• **Listing**:
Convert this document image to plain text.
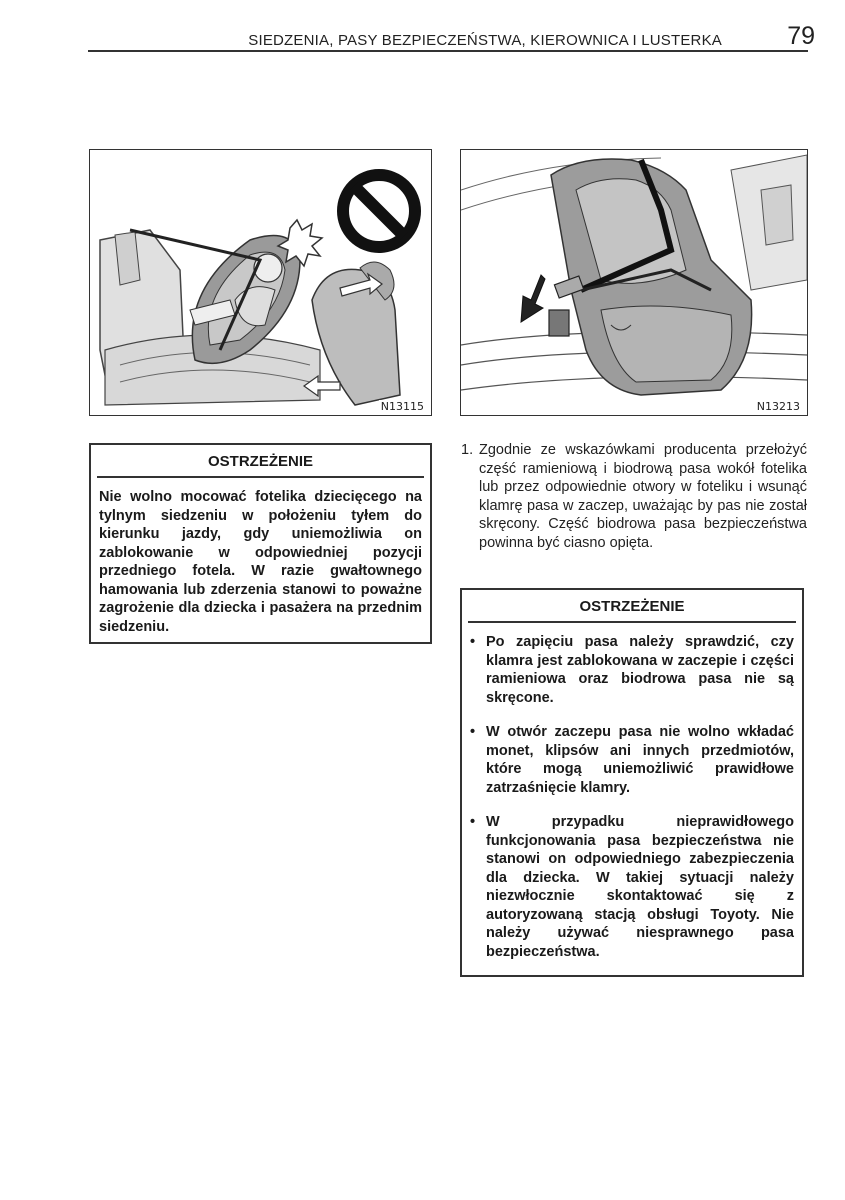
SIEDZENIA, PASY BEZPIECZEŃSTWA, KIEROWNICA I LUSTERKA	79
N13115	N13213
OSTRZEŻENIE
Nie wolno mocować fotelika dziecięcego na tylnym siedzeniu w położeniu tyłem do kierunku jazdy, gdy uniemożliwia on zablokowanie w odpowiedniej pozycji przedniego fotela. W razie gwałtownego hamowania lub zderzenia stanowi to poważne zagrożenie dla dziecka i pasażera na przednim siedzeniu.
1. Zgodnie ze wskazówkami producenta przełożyć część ramieniową i biodrową pasa wokół fotelika lub przez odpowiednie otwory w foteliku i wsunąć klamrę pasa w zaczep, uważając by pas nie został skręcony. Część biodrowa pasa bezpieczeństwa powinna być ciasno opięta.
OSTRZEŻENIE
• Po zapięciu pasa należy sprawdzić, czy klamra jest zablokowana w zaczepie i części ramieniowa oraz biodrowa pasa nie są skręcone.
• W otwór zaczepu pasa nie wolno wkładać monet, klipsów ani innych przedmiotów, które mogą uniemożliwić prawidłowe zatrzaśnięcie klamry.
• W przypadku nieprawidłowego funkcjonowania pasa bezpieczeństwa nie stanowi on odpowiedniego zabezpieczenia dla dziecka. W takiej sytuacji należy niezwłocznie skontaktować się z autoryzowaną stacją obsługi Toyoty. Nie należy używać niesprawnego pasa bezpieczeństwa.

• **Written task**: Copy each line of the listing that holds the word "fotelika".

• **Solution**:
Nie wolno mocować fotelika dziecięcego na tylnym siedzeniu w położeniu tyłem do kierunku jazdy, gdy uniemożliwia on zablokowanie w odpowiedniej pozycji przedniego fotela. W razie gwałtownego hamowania lub zderzenia stanowi to poważne zagrożenie dla dziecka i pasażera na przednim siedzeniu.
1. Zgodnie ze wskazówkami producenta przełożyć część ramieniową i biodrową pasa wokół fotelika lub przez odpowiednie otwory w foteliku i wsunąć klamrę pasa w zaczep, uważając by pas nie został skręcony. Część biodrowa pasa bezpieczeństwa powinna być ciasno opięta.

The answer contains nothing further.